説明

タスクスキルによるレバーハンドルバルブ操作装置

【課題】
位置誤差にロバストで様々なサイズのレバーハンドルバルブを開放、閉鎖操作する人の器用さをロボットに実装するためのレバーハンドルバルブ操作タスクスキルを実装するタスクスキルによるレバーハンドルバルブ操作装置を実現する。
【解決手段】
レバーハンドルバルブ12の開放・閉鎖操作をタスクスキルに基づいて記述するために、タスクスキルの動作手順を示し、ここの動作手順をタスクスキルのモデルである初期条件、タスクスキル動作、終了条件に基づいて記述した。また、タスクスキル動作にはインピーダンスと力のハイブリッド制御、またはインピーダンス制御を実装した。

【発明の詳細な説明】
【技術分野】
【0001】
本発明は器用な作業のひとつであるレバーハンドルを操作してバルブの開放、閉鎖を実現するタスクスキルを実装したレバーハンドルバルブ操作装置に関するものである。
【背景技術】
【0002】
プラントなどでは、配管内を流れる液体や気体の制御に多くのレバーハンドルバルブを利用しており、レバーハンドルバルブ操作は、人の手により実行されている。
【0003】
しかし、プラントにおけるコスト削減を実現するには、バルブ操作員を削減する必要がある。また、原子力プラント、宇宙空間、深海などの極限環境下では、人が直接レバーハンドルバルブを操作するには放射線の影響など危険性が極めて高い。
【0004】
この改善策として、バルブに駆動機構を付加する方法や、遠隔地からバルブを開閉する装置が開発されているが、既に使用されているバルブに適用するには、追加部品の設置などが必要となる(特許文献1、2参照)。さらに、ロボットなどによるレバーハンドルバルブ操作の実現も考えられているが、ロボットのハンドとレバーハンドルの位置・姿勢誤差問題を解決することができていない。
【特許文献1】特開平3−19365号公報
【特許文献2】特開2000−55235号公報
【発明の開示】
【発明が解決しようとする課題】
【0005】
解決しようとする問題点は、既に幅広く使用されているレバーハンドルバルブを人の代わりに操作できる特性を有し、レバーハンドルバルブを操作するハンドとレバーハンドル間に位置・姿勢誤差があってもレバーハンドルバルブ操作を実現できる特性を有するレバーハンドルバルブ操作タスクスキルの具体的な記述と、レバーハンドルバルブ操作タスクスキルを実装したレバーハンドルバルブ操作装置の確立である。

視覚レイアウトの行
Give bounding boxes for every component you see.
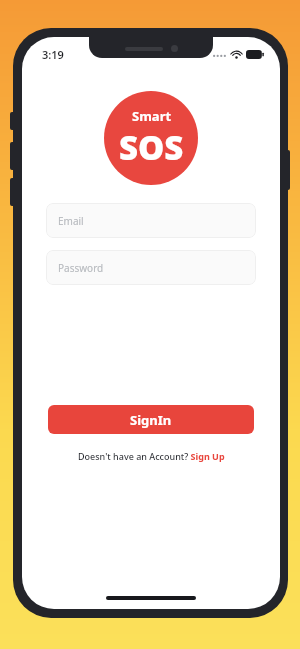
- staticText: SignIn: [130, 411, 172, 429]
- button[interactable]: Password: [46, 250, 256, 285]
- other: Battery: [246, 50, 264, 59]
- other: Wi-Fi: [231, 49, 242, 60]
- staticText: SOS: [119, 125, 184, 170]
- button[interactable]: SignIn: [48, 405, 254, 434]
- staticText: Password: [58, 261, 104, 275]
- staticText: 3:19: [42, 47, 64, 62]
- staticText: Smart: [132, 107, 172, 125]
- button[interactable]: Doesn't have an Account? Sign Up: [72, 448, 231, 464]
- staticText: Doesn't have an Account? Sign Up: [78, 450, 225, 462]
- button[interactable]: Email: [46, 203, 256, 238]
- staticText: Email: [58, 214, 84, 228]
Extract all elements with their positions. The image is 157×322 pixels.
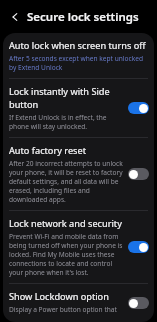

- **演習の目標**:
上に示したレバーハンドルバルブ操作装置についての文章を、最後の文の後から書き進めてください。

- **回答**:
【課題を解決するための手段】
【0006】
本発明は前記課題を解決するために、以下の手段を採用する。
【0007】
タスクスキルによるレバーハンドルバルブ操作装置は、ロボットと、力センサと、ハンドと、カメラと、ロボットを制御する制御装置と、力センサ情報を取得する装置と、ハンドを制御する制御装置と、カメラを制御する制御装置と、インピーダンスと力のハイブリッド制御を利用したタスクスキルを実装するタスクスキル実装装置と、を有する。
【0008】
タスクスキルによるレバーハンドルバルブ操作装置は、ロボットと、力センサと、ハンドと、カメラと、ロボットを制御する制御装置と、力センサ情報を取得する装置と、ハンドを制御する制御装置と、カメラを制御する制御装置と、インピーダンス制御を利用したタスクスキルを実装するタスクスキル実装装置と、を有する。
【0009】
前記タスクスキルによるレバーハンドルバルブ操作装置のロボットは多関節方式であり、ロボットを駆動するモータの電流を利用して力センサの代わりに利用することができることを特徴とするタスクスキルによるレバーハンドルバルブ操作装置。
【0010】
前記レバーハンドルバルブ操作は、環境に固定されたレバーハンドルバルブに対して、バルブの開放、バルブの閉鎖を行い、レバーハンドルバルブの全サイズに対応し、レバーハンドルとハンドの中心軸に位置と姿勢の誤差があっても、前記レバーハンドルバルブ操作を実現することを特徴とするタスクスキルによるレバーハンドルバルブ操作装置。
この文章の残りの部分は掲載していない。